**Goal**
The data below should be restated word for word, with every picture omitted.

+++

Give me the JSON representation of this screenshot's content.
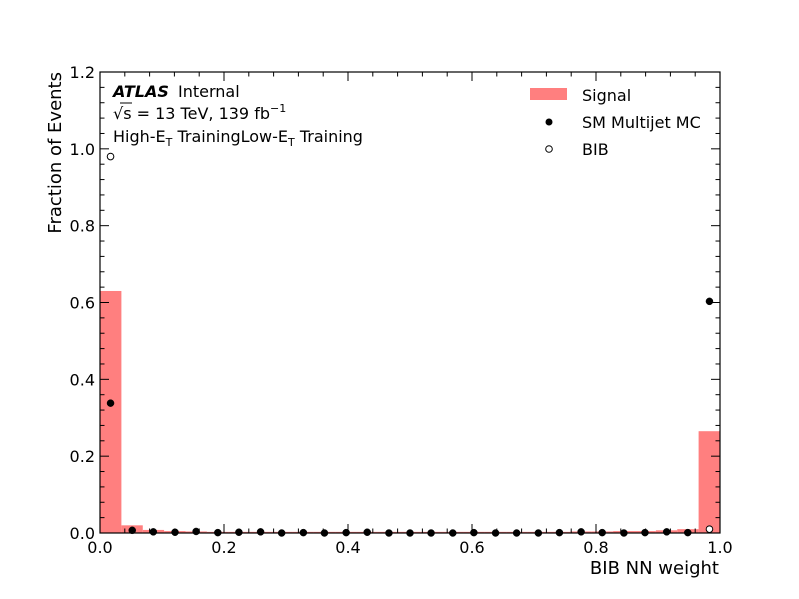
{
  "chart_data": {
    "type": "bar",
    "title": "",
    "xlabel": "BIB NN weight",
    "ylabel": "Fraction of Events",
    "xlim": [
      0.0,
      1.0
    ],
    "ylim": [
      0.0,
      1.2
    ],
    "x_ticks": [
      "0.0",
      "0.2",
      "0.4",
      "0.6",
      "0.8",
      "1.0"
    ],
    "y_ticks": [
      "0.0",
      "0.2",
      "0.4",
      "0.6",
      "0.8",
      "1.0",
      "1.2"
    ],
    "bin_edges": [
      0.0,
      0.0345,
      0.069,
      0.1034,
      0.1379,
      0.1724,
      0.2069,
      0.2414,
      0.2759,
      0.3103,
      0.3448,
      0.3793,
      0.4138,
      0.4483,
      0.4828,
      0.5172,
      0.5517,
      0.5862,
      0.6207,
      0.6552,
      0.6897,
      0.7241,
      0.7586,
      0.7931,
      0.8276,
      0.8621,
      0.8966,
      0.931,
      0.9655,
      1.0
    ],
    "bin_centers": [
      0.017,
      0.052,
      0.086,
      0.121,
      0.155,
      0.19,
      0.224,
      0.259,
      0.293,
      0.328,
      0.362,
      0.397,
      0.431,
      0.466,
      0.5,
      0.534,
      0.569,
      0.603,
      0.638,
      0.672,
      0.707,
      0.741,
      0.776,
      0.81,
      0.845,
      0.879,
      0.914,
      0.948,
      0.983
    ],
    "series": [
      {
        "name": "Signal",
        "style": "filled-histogram",
        "color": "#ff7f7f",
        "values": [
          0.63,
          0.02,
          0.008,
          0.005,
          0.004,
          0.003,
          0.003,
          0.003,
          0.003,
          0.003,
          0.003,
          0.003,
          0.003,
          0.003,
          0.003,
          0.003,
          0.003,
          0.003,
          0.003,
          0.003,
          0.003,
          0.003,
          0.004,
          0.004,
          0.005,
          0.005,
          0.007,
          0.01,
          0.265
        ]
      },
      {
        "name": "SM Multijet MC",
        "style": "filled-marker",
        "color": "#000000",
        "values": [
          0.338,
          0.007,
          0.003,
          0.002,
          0.004,
          0.001,
          0.002,
          0.003,
          0.0,
          0.001,
          0.0,
          0.001,
          0.002,
          0.0,
          0.0,
          0.0,
          0.0,
          0.001,
          0.0,
          0.0,
          0.0,
          0.001,
          0.003,
          0.001,
          0.0,
          0.001,
          0.003,
          0.001,
          0.603
        ]
      },
      {
        "name": "BIB",
        "style": "open-marker",
        "color": "#000000",
        "values": [
          0.98,
          null,
          null,
          null,
          null,
          null,
          null,
          null,
          null,
          null,
          null,
          null,
          null,
          null,
          null,
          null,
          null,
          null,
          null,
          null,
          null,
          null,
          null,
          null,
          null,
          null,
          null,
          null,
          0.01
        ]
      }
    ],
    "legend_position": "top-right",
    "annotations": {
      "experiment": "ATLAS",
      "status": "Internal",
      "energy_lumi_root": "√s",
      "energy_lumi_value": " =  13 TeV, 139 fb",
      "lumi_sup": "−1",
      "training_high": "High-E",
      "training_high_sub": "T",
      "training_high_rest": " Training",
      "training_low": "Low-E",
      "training_low_sub": "T",
      "training_low_rest": " Training"
    }
  }
}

+++

**Expected output**
Give me the JSON representation of this screenshot's content.
{
  "chart_data": {
    "type": "bar",
    "title": "",
    "xlabel": "BIB NN weight",
    "ylabel": "Fraction of Events",
    "xlim": [
      0.0,
      1.0
    ],
    "ylim": [
      0.0,
      1.2
    ],
    "x_ticks": [
      "0.0",
      "0.2",
      "0.4",
      "0.6",
      "0.8",
      "1.0"
    ],
    "y_ticks": [
      "0.0",
      "0.2",
      "0.4",
      "0.6",
      "0.8",
      "1.0",
      "1.2"
    ],
    "bin_edges": [
      0.0,
      0.0345,
      0.069,
      0.1034,
      0.1379,
      0.1724,
      0.2069,
      0.2414,
      0.2759,
      0.3103,
      0.3448,
      0.3793,
      0.4138,
      0.4483,
      0.4828,
      0.5172,
      0.5517,
      0.5862,
      0.6207,
      0.6552,
      0.6897,
      0.7241,
      0.7586,
      0.7931,
      0.8276,
      0.8621,
      0.8966,
      0.931,
      0.9655,
      1.0
    ],
    "bin_centers": [
      0.017,
      0.052,
      0.086,
      0.121,
      0.155,
      0.19,
      0.224,
      0.259,
      0.293,
      0.328,
      0.362,
      0.397,
      0.431,
      0.466,
      0.5,
      0.534,
      0.569,
      0.603,
      0.638,
      0.672,
      0.707,
      0.741,
      0.776,
      0.81,
      0.845,
      0.879,
      0.914,
      0.948,
      0.983
    ],
    "series": [
      {
        "name": "Signal",
        "style": "filled-histogram",
        "color": "#ff7f7f",
        "values": [
          0.63,
          0.02,
          0.008,
          0.005,
          0.004,
          0.003,
          0.003,
          0.003,
          0.003,
          0.003,
          0.003,
          0.003,
          0.003,
          0.003,
          0.003,
          0.003,
          0.003,
          0.003,
          0.003,
          0.003,
          0.003,
          0.003,
          0.004,
          0.004,
          0.005,
          0.005,
          0.007,
          0.01,
          0.265
        ]
      },
      {
        "name": "SM Multijet MC",
        "style": "filled-marker",
        "color": "#000000",
        "values": [
          0.338,
          0.007,
          0.003,
          0.002,
          0.004,
          0.001,
          0.002,
          0.003,
          0.0,
          0.001,
          0.0,
          0.001,
          0.002,
          0.0,
          0.0,
          0.0,
          0.0,
          0.001,
          0.0,
          0.0,
          0.0,
          0.001,
          0.003,
          0.001,
          0.0,
          0.001,
          0.003,
          0.001,
          0.603
        ]
      },
      {
        "name": "BIB",
        "style": "open-marker",
        "color": "#000000",
        "values": [
          0.98,
          null,
          null,
          null,
          null,
          null,
          null,
          null,
          null,
          null,
          null,
          null,
          null,
          null,
          null,
          null,
          null,
          null,
          null,
          null,
          null,
          null,
          null,
          null,
          null,
          null,
          null,
          null,
          0.01
        ]
      }
    ],
    "legend_position": "top-right",
    "annotations": {
      "experiment": "ATLAS",
      "status": "Internal",
      "energy_lumi_root": "√s",
      "energy_lumi_value": " =  13 TeV, 139 fb",
      "lumi_sup": "−1",
      "training_high": "High-E",
      "training_high_sub": "T",
      "training_high_rest": " Training",
      "training_low": "Low-E",
      "training_low_sub": "T",
      "training_low_rest": " Training"
    }
  }
}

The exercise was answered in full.